What to do → List each line of the data that holds the string "rate", please.

** start **

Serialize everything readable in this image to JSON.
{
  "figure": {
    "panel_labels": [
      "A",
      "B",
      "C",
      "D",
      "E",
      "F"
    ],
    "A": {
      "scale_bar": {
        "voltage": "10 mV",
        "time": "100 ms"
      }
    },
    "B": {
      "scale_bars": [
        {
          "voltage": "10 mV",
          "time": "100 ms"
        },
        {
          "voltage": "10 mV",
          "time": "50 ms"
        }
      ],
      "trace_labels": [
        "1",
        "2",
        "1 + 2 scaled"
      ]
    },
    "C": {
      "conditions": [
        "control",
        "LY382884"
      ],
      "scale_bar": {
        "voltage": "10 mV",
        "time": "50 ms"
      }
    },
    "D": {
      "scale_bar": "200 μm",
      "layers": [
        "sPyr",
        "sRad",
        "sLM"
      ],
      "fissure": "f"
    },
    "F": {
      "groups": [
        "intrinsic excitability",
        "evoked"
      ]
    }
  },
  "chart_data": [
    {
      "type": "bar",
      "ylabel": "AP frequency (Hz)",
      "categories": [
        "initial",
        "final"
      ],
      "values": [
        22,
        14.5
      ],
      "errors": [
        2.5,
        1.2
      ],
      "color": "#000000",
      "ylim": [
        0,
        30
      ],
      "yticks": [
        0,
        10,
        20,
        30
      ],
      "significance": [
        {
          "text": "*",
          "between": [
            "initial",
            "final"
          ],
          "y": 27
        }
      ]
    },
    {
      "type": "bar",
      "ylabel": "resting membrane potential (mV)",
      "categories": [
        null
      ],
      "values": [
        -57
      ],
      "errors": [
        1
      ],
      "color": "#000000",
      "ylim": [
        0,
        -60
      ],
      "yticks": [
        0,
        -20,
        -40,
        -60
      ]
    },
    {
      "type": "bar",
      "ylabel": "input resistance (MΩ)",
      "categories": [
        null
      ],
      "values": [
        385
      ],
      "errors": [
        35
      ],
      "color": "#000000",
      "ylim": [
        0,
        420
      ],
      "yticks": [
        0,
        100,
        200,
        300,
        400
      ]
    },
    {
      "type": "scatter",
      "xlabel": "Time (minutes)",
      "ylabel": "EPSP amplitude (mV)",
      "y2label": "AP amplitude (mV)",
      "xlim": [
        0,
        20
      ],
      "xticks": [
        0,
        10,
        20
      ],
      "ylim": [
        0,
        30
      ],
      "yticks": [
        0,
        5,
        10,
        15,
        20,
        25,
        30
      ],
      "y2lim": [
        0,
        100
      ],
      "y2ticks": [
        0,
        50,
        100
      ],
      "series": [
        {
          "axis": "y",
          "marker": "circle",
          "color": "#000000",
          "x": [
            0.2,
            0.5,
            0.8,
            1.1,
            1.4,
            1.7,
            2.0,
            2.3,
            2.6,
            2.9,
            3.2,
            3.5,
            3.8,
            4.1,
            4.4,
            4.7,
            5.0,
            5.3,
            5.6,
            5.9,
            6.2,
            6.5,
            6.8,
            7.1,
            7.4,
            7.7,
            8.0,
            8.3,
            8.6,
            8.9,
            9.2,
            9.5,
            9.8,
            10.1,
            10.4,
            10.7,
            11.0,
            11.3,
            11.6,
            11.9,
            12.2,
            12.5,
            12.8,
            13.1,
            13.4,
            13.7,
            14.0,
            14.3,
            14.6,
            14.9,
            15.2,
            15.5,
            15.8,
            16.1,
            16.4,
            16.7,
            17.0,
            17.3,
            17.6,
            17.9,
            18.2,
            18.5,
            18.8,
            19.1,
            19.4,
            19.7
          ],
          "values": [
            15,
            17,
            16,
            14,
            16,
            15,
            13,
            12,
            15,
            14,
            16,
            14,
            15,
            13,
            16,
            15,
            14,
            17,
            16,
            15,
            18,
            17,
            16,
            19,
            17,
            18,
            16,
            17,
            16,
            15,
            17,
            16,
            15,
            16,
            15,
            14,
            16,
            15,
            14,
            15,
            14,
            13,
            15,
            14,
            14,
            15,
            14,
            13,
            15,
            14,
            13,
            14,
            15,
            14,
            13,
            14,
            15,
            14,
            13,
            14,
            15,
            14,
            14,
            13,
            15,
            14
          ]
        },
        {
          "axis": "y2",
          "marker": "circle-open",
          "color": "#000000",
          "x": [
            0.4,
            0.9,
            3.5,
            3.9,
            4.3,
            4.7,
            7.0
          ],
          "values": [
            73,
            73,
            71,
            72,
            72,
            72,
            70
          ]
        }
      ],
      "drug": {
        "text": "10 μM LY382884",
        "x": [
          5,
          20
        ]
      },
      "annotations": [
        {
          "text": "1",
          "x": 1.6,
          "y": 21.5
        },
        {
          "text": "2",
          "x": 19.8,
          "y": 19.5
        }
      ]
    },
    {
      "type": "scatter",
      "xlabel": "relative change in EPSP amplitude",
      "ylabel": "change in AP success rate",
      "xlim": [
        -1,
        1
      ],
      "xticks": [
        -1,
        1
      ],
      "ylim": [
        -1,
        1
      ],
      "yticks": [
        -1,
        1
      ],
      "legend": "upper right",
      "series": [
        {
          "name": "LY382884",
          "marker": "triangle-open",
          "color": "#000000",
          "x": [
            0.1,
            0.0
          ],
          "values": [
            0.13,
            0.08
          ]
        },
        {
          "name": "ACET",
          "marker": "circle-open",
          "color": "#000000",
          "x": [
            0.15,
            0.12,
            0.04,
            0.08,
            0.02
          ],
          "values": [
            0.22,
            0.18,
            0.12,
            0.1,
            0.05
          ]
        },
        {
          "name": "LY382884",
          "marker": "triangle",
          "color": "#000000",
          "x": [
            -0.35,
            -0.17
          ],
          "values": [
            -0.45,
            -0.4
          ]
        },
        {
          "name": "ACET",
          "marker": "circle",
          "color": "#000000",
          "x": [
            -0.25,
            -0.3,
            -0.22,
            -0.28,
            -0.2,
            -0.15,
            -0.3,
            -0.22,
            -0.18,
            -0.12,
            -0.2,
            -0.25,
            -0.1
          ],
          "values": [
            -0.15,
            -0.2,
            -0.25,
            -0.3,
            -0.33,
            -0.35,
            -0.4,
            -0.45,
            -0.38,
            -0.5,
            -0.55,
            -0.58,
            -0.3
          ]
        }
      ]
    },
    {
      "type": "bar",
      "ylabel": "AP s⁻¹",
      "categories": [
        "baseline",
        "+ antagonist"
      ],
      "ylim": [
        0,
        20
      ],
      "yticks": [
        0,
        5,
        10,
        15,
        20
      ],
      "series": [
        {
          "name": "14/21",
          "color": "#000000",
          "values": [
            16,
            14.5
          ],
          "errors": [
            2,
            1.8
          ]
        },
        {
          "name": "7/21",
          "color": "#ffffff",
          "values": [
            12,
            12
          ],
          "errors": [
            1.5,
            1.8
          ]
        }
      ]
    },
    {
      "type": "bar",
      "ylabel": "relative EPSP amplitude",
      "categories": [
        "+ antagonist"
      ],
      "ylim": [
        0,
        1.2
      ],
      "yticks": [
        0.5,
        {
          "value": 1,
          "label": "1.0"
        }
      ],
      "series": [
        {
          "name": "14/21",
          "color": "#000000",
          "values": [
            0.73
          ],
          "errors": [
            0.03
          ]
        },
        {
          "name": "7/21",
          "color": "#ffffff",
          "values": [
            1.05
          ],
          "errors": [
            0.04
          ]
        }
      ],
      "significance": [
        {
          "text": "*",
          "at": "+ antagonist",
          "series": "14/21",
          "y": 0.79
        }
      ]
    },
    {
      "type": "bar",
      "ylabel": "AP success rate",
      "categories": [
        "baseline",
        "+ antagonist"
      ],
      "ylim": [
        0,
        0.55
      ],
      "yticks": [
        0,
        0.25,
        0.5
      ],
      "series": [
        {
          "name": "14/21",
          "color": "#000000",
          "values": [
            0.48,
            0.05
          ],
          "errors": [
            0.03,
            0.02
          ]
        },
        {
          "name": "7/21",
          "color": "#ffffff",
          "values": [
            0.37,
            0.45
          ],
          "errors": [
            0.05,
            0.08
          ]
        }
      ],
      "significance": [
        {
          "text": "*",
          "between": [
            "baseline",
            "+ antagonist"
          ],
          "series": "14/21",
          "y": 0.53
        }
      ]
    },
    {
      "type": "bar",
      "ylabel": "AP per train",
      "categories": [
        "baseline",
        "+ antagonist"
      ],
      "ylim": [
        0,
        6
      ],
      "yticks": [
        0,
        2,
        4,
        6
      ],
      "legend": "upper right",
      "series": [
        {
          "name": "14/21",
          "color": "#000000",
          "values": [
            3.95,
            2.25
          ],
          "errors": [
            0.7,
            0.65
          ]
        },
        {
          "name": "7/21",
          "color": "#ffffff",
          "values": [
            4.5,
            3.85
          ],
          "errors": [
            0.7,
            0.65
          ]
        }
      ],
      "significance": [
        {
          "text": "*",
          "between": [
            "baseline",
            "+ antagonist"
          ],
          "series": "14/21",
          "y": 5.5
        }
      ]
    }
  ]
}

** end **

The reply →
      "ylabel": "change in AP success rate",
      "ylabel": "AP success rate",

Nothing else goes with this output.